Task:
Copy out each line of the data holding "sentence".

## Start

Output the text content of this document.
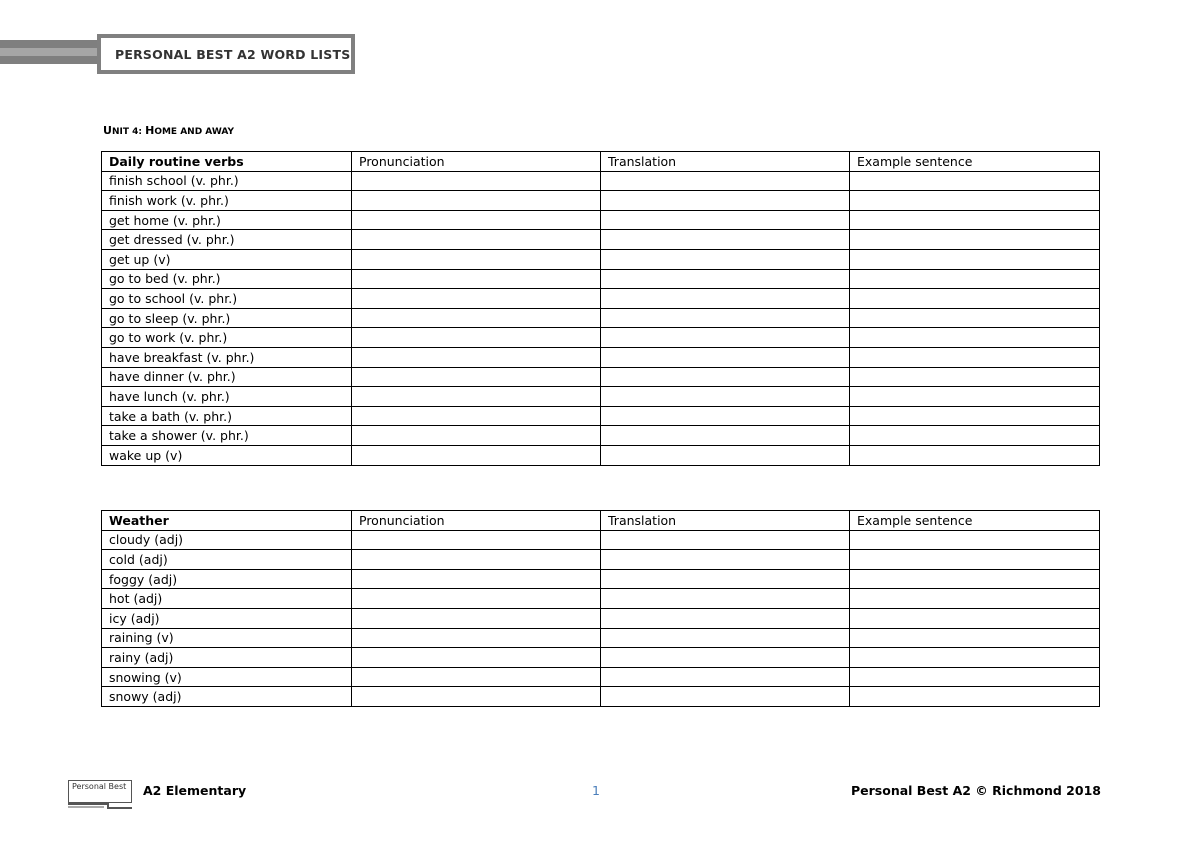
PERSONAL BEST A2 WORD LISTS
UNIT 4: HOME AND AWAY
Daily routine verbs	Pronunciation	Translation	Example sentence
finish school (v. phr.)			
finish work (v. phr.)			
get home (v. phr.)			
get dressed (v. phr.)			
get up (v)			
go to bed (v. phr.)			
go to school (v. phr.)			
go to sleep (v. phr.)			
go to work (v. phr.)			
have breakfast (v. phr.)			
have dinner (v. phr.)			
have lunch (v. phr.)			
take a bath (v. phr.)			
take a shower (v. phr.)			
wake up (v)			
Weather	Pronunciation	Translation	Example sentence
cloudy (adj)			
cold (adj)			
foggy (adj)			
hot (adj)			
icy (adj)			
raining (v)			
rainy (adj)			
snowing (v)			
snowy (adj)			
Personal Best A2 Elementary	1	Personal Best A2 © Richmond 2018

## End

Exercise answer:
Daily routine verbs	Pronunciation	Translation	Example sentence
Weather	Pronunciation	Translation	Example sentence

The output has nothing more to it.